MATERIALS PROVIDED:
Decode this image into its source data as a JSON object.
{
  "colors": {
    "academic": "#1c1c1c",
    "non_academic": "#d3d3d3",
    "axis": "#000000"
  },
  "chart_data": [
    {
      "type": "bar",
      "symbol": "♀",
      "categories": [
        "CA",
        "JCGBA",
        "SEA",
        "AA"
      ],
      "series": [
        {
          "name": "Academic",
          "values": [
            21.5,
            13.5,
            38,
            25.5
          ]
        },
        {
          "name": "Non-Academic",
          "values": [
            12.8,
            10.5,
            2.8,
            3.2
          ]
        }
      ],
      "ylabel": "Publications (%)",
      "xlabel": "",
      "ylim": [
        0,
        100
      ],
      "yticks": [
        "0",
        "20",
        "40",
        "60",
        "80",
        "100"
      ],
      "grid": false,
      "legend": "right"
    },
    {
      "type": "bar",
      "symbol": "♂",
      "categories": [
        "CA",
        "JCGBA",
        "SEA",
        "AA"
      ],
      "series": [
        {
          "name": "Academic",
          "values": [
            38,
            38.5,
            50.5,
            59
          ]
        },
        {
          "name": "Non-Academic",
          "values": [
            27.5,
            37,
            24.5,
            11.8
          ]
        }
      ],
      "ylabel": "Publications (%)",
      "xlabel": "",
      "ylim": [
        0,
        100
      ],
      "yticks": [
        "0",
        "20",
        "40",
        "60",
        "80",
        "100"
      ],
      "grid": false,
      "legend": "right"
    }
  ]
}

DIRECTIONS:
Reproduce the data in full, exactly as presented.

RESULT OF THE TASK:
Decode this image into its source data as a JSON object.
{
  "colors": {
    "academic": "#1c1c1c",
    "non_academic": "#d3d3d3",
    "axis": "#000000"
  },
  "chart_data": [
    {
      "type": "bar",
      "symbol": "♀",
      "categories": [
        "CA",
        "JCGBA",
        "SEA",
        "AA"
      ],
      "series": [
        {
          "name": "Academic",
          "values": [
            21.5,
            13.5,
            38,
            25.5
          ]
        },
        {
          "name": "Non-Academic",
          "values": [
            12.8,
            10.5,
            2.8,
            3.2
          ]
        }
      ],
      "ylabel": "Publications (%)",
      "xlabel": "",
      "ylim": [
        0,
        100
      ],
      "yticks": [
        "0",
        "20",
        "40",
        "60",
        "80",
        "100"
      ],
      "grid": false,
      "legend": "right"
    },
    {
      "type": "bar",
      "symbol": "♂",
      "categories": [
        "CA",
        "JCGBA",
        "SEA",
        "AA"
      ],
      "series": [
        {
          "name": "Academic",
          "values": [
            38,
            38.5,
            50.5,
            59
          ]
        },
        {
          "name": "Non-Academic",
          "values": [
            27.5,
            37,
            24.5,
            11.8
          ]
        }
      ],
      "ylabel": "Publications (%)",
      "xlabel": "",
      "ylim": [
        0,
        100
      ],
      "yticks": [
        "0",
        "20",
        "40",
        "60",
        "80",
        "100"
      ],
      "grid": false,
      "legend": "right"
    }
  ]
}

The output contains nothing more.